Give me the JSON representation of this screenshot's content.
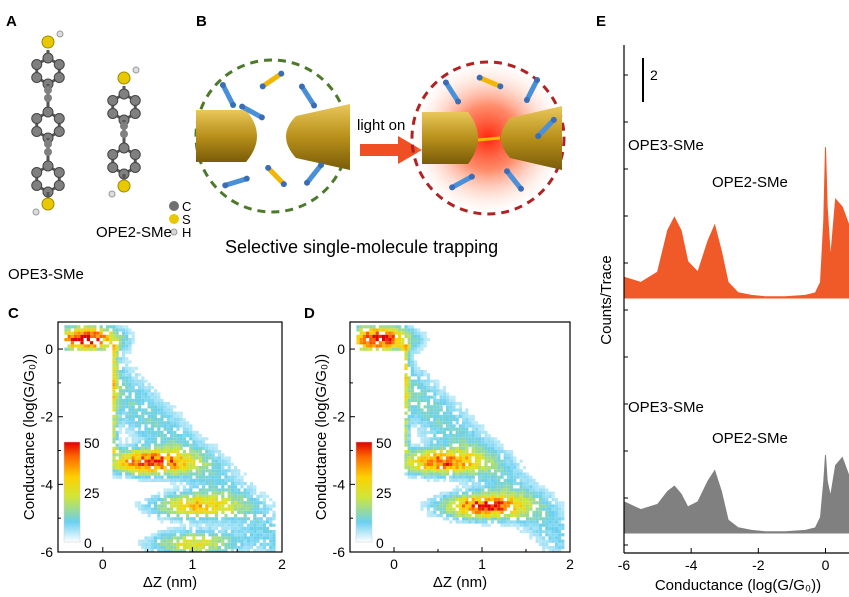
{
  "panels": {
    "a": {
      "label": "A",
      "molecule1": "OPE3-SMe",
      "molecule2": "OPE2-SMe",
      "legend": [
        "C",
        "S",
        "H"
      ]
    },
    "b": {
      "label": "B",
      "arrow_label": "light on",
      "caption": "Selective single-molecule trapping"
    },
    "c": {
      "label": "C"
    },
    "d": {
      "label": "D"
    },
    "e": {
      "label": "E"
    }
  },
  "colors": {
    "red_hist": "#f05a28",
    "gray_hist": "#808080",
    "gold": "#c9a227",
    "blue_molecule": "#4a90d9",
    "yellow_molecule": "#f2b705",
    "green_dash": "#4d7a2a",
    "red_dash": "#b22222",
    "arrow": "#f04e23"
  },
  "chart_data": [
    {
      "panel": "C",
      "type": "heatmap",
      "xlabel": "ΔZ (nm)",
      "ylabel": "Conductance (log(G/G₀))",
      "xlim": [
        -0.5,
        2
      ],
      "ylim": [
        -6,
        0.8
      ],
      "xticks": [
        0,
        1,
        2
      ],
      "yticks": [
        0,
        -2,
        -4,
        -6
      ],
      "colorbar": {
        "ticks": [
          50,
          25,
          0
        ]
      },
      "clusters": [
        {
          "x": -0.2,
          "y": 0.35,
          "intensity": 50
        },
        {
          "x": 0.5,
          "y": -3.3,
          "intensity": 45
        },
        {
          "x": 1.0,
          "y": -4.6,
          "intensity": 30
        },
        {
          "x": 1.0,
          "y": -5.7,
          "intensity": 25
        }
      ]
    },
    {
      "panel": "D",
      "type": "heatmap",
      "xlabel": "ΔZ (nm)",
      "ylabel": "Conductance (log(G/G₀))",
      "xlim": [
        -0.5,
        2
      ],
      "ylim": [
        -6,
        0.8
      ],
      "xticks": [
        0,
        1,
        2
      ],
      "yticks": [
        0,
        -2,
        -4,
        -6
      ],
      "colorbar": {
        "ticks": [
          50,
          25,
          0
        ]
      },
      "clusters": [
        {
          "x": -0.2,
          "y": 0.35,
          "intensity": 50
        },
        {
          "x": 0.5,
          "y": -3.3,
          "intensity": 40
        },
        {
          "x": 1.0,
          "y": -4.6,
          "intensity": 45
        }
      ]
    },
    {
      "panel": "E",
      "type": "area",
      "xlabel": "Conductance (log(G/G₀))",
      "ylabel": "Counts/Trace",
      "xlim": [
        -6,
        0.7
      ],
      "xticks": [
        -6,
        -4,
        -2,
        0
      ],
      "scalebar": "2",
      "series": [
        {
          "name": "OPE3-SMe",
          "name2": "OPE2-SMe",
          "color": "#f05a28",
          "x": [
            -6,
            -5.5,
            -5.0,
            -4.7,
            -4.5,
            -4.3,
            -4.1,
            -3.8,
            -3.5,
            -3.3,
            -3.1,
            -2.9,
            -2.6,
            -2.2,
            -1.8,
            -1.2,
            -0.6,
            -0.3,
            -0.15,
            -0.05,
            0.0,
            0.05,
            0.15,
            0.3,
            0.5,
            0.7
          ],
          "y": [
            0.8,
            0.6,
            1.0,
            2.6,
            3.1,
            2.6,
            1.4,
            1.0,
            2.2,
            2.8,
            1.8,
            0.6,
            0.2,
            0.1,
            0.05,
            0.05,
            0.1,
            0.2,
            0.6,
            3.0,
            5.8,
            3.5,
            1.5,
            3.8,
            3.5,
            2.8
          ]
        },
        {
          "name": "OPE3-SMe",
          "name2": "OPE2-SMe",
          "color": "#808080",
          "x": [
            -6,
            -5.5,
            -5.0,
            -4.7,
            -4.5,
            -4.3,
            -4.1,
            -3.8,
            -3.5,
            -3.3,
            -3.1,
            -2.9,
            -2.6,
            -2.2,
            -1.8,
            -1.2,
            -0.6,
            -0.3,
            -0.15,
            -0.05,
            0.0,
            0.05,
            0.15,
            0.3,
            0.5,
            0.7
          ],
          "y": [
            1.2,
            0.9,
            1.1,
            1.6,
            1.8,
            1.5,
            1.0,
            1.2,
            2.0,
            2.4,
            1.6,
            0.5,
            0.2,
            0.1,
            0.05,
            0.05,
            0.1,
            0.2,
            0.6,
            2.0,
            3.0,
            2.0,
            1.4,
            2.6,
            2.9,
            2.2
          ]
        }
      ]
    }
  ]
}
★ ★ ★ ★ ★ ★ ★
● EXERCISE
Repeat the material above word for word, please, apart from its images.

● THE OUTPUT
Give me the JSON representation of this screenshot's content.
{
  "panels": {
    "a": {
      "label": "A",
      "molecule1": "OPE3-SMe",
      "molecule2": "OPE2-SMe",
      "legend": [
        "C",
        "S",
        "H"
      ]
    },
    "b": {
      "label": "B",
      "arrow_label": "light on",
      "caption": "Selective single-molecule trapping"
    },
    "c": {
      "label": "C"
    },
    "d": {
      "label": "D"
    },
    "e": {
      "label": "E"
    }
  },
  "colors": {
    "red_hist": "#f05a28",
    "gray_hist": "#808080",
    "gold": "#c9a227",
    "blue_molecule": "#4a90d9",
    "yellow_molecule": "#f2b705",
    "green_dash": "#4d7a2a",
    "red_dash": "#b22222",
    "arrow": "#f04e23"
  },
  "chart_data": [
    {
      "panel": "C",
      "type": "heatmap",
      "xlabel": "ΔZ (nm)",
      "ylabel": "Conductance (log(G/G₀))",
      "xlim": [
        -0.5,
        2
      ],
      "ylim": [
        -6,
        0.8
      ],
      "xticks": [
        0,
        1,
        2
      ],
      "yticks": [
        0,
        -2,
        -4,
        -6
      ],
      "colorbar": {
        "ticks": [
          50,
          25,
          0
        ]
      },
      "clusters": [
        {
          "x": -0.2,
          "y": 0.35,
          "intensity": 50
        },
        {
          "x": 0.5,
          "y": -3.3,
          "intensity": 45
        },
        {
          "x": 1.0,
          "y": -4.6,
          "intensity": 30
        },
        {
          "x": 1.0,
          "y": -5.7,
          "intensity": 25
        }
      ]
    },
    {
      "panel": "D",
      "type": "heatmap",
      "xlabel": "ΔZ (nm)",
      "ylabel": "Conductance (log(G/G₀))",
      "xlim": [
        -0.5,
        2
      ],
      "ylim": [
        -6,
        0.8
      ],
      "xticks": [
        0,
        1,
        2
      ],
      "yticks": [
        0,
        -2,
        -4,
        -6
      ],
      "colorbar": {
        "ticks": [
          50,
          25,
          0
        ]
      },
      "clusters": [
        {
          "x": -0.2,
          "y": 0.35,
          "intensity": 50
        },
        {
          "x": 0.5,
          "y": -3.3,
          "intensity": 40
        },
        {
          "x": 1.0,
          "y": -4.6,
          "intensity": 45
        }
      ]
    },
    {
      "panel": "E",
      "type": "area",
      "xlabel": "Conductance (log(G/G₀))",
      "ylabel": "Counts/Trace",
      "xlim": [
        -6,
        0.7
      ],
      "xticks": [
        -6,
        -4,
        -2,
        0
      ],
      "scalebar": "2",
      "series": [
        {
          "name": "OPE3-SMe",
          "name2": "OPE2-SMe",
          "color": "#f05a28",
          "x": [
            -6,
            -5.5,
            -5.0,
            -4.7,
            -4.5,
            -4.3,
            -4.1,
            -3.8,
            -3.5,
            -3.3,
            -3.1,
            -2.9,
            -2.6,
            -2.2,
            -1.8,
            -1.2,
            -0.6,
            -0.3,
            -0.15,
            -0.05,
            0.0,
            0.05,
            0.15,
            0.3,
            0.5,
            0.7
          ],
          "y": [
            0.8,
            0.6,
            1.0,
            2.6,
            3.1,
            2.6,
            1.4,
            1.0,
            2.2,
            2.8,
            1.8,
            0.6,
            0.2,
            0.1,
            0.05,
            0.05,
            0.1,
            0.2,
            0.6,
            3.0,
            5.8,
            3.5,
            1.5,
            3.8,
            3.5,
            2.8
          ]
        },
        {
          "name": "OPE3-SMe",
          "name2": "OPE2-SMe",
          "color": "#808080",
          "x": [
            -6,
            -5.5,
            -5.0,
            -4.7,
            -4.5,
            -4.3,
            -4.1,
            -3.8,
            -3.5,
            -3.3,
            -3.1,
            -2.9,
            -2.6,
            -2.2,
            -1.8,
            -1.2,
            -0.6,
            -0.3,
            -0.15,
            -0.05,
            0.0,
            0.05,
            0.15,
            0.3,
            0.5,
            0.7
          ],
          "y": [
            1.2,
            0.9,
            1.1,
            1.6,
            1.8,
            1.5,
            1.0,
            1.2,
            2.0,
            2.4,
            1.6,
            0.5,
            0.2,
            0.1,
            0.05,
            0.05,
            0.1,
            0.2,
            0.6,
            2.0,
            3.0,
            2.0,
            1.4,
            2.6,
            2.9,
            2.2
          ]
        }
      ]
    }
  ]
}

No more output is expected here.